- [STATED GOAL]
Filter the entries that follow, copying every line in which the word "addresses" appears.

··· DATA LINES ···

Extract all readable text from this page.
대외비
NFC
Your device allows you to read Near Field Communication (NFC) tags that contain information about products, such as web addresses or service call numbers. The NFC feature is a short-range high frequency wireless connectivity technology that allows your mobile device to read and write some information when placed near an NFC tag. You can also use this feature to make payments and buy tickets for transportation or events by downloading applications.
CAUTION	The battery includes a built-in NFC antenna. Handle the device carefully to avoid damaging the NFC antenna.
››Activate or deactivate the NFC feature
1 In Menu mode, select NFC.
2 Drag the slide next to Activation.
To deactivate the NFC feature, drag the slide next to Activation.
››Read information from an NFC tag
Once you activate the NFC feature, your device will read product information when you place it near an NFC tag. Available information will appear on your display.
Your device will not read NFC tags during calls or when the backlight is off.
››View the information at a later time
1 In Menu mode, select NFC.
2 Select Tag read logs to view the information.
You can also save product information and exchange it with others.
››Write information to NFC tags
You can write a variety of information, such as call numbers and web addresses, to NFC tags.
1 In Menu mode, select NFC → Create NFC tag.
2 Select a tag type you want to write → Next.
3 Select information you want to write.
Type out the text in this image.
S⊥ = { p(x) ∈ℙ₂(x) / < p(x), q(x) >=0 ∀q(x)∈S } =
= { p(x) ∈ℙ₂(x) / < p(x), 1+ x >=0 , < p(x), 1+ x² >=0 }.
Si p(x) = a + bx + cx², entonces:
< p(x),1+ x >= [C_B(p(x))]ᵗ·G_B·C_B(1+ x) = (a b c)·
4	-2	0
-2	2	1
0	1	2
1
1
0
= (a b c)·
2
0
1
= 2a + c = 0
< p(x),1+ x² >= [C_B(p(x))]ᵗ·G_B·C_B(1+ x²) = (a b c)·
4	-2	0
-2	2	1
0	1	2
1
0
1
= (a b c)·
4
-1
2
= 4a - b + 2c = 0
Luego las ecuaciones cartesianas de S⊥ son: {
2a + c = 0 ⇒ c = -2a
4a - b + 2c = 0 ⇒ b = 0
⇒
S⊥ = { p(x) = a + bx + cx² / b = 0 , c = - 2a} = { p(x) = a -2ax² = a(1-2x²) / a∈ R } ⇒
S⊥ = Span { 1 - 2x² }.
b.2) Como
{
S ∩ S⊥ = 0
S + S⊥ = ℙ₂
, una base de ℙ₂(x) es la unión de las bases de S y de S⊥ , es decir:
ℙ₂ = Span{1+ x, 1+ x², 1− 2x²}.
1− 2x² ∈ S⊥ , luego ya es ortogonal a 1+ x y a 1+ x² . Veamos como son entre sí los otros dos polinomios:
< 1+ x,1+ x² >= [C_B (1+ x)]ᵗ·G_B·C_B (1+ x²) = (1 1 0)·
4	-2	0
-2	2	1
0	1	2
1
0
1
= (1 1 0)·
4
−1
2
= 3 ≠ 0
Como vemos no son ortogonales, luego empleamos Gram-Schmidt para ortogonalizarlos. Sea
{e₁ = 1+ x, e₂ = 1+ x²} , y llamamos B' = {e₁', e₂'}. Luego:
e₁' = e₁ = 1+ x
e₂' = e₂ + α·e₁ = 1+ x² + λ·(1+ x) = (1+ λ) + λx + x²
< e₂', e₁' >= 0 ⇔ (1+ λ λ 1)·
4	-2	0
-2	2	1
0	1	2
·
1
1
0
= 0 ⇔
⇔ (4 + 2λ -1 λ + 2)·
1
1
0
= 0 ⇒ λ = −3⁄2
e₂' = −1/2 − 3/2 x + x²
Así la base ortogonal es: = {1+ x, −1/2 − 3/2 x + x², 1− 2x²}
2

···

- [EXERCISE OUTPUT]
Your device allows you to read Near Field Communication (NFC) tags that contain information about products, such as web addresses or service call numbers. The NFC feature is a short-range high frequency wireless connectivity technology that allows your mobile device to read and write some information when placed near an NFC tag. You can also use this feature to make payments and buy tickets for transportation or events by downloading applications.
You can write a variety of information, such as call numbers and web addresses, to NFC tags.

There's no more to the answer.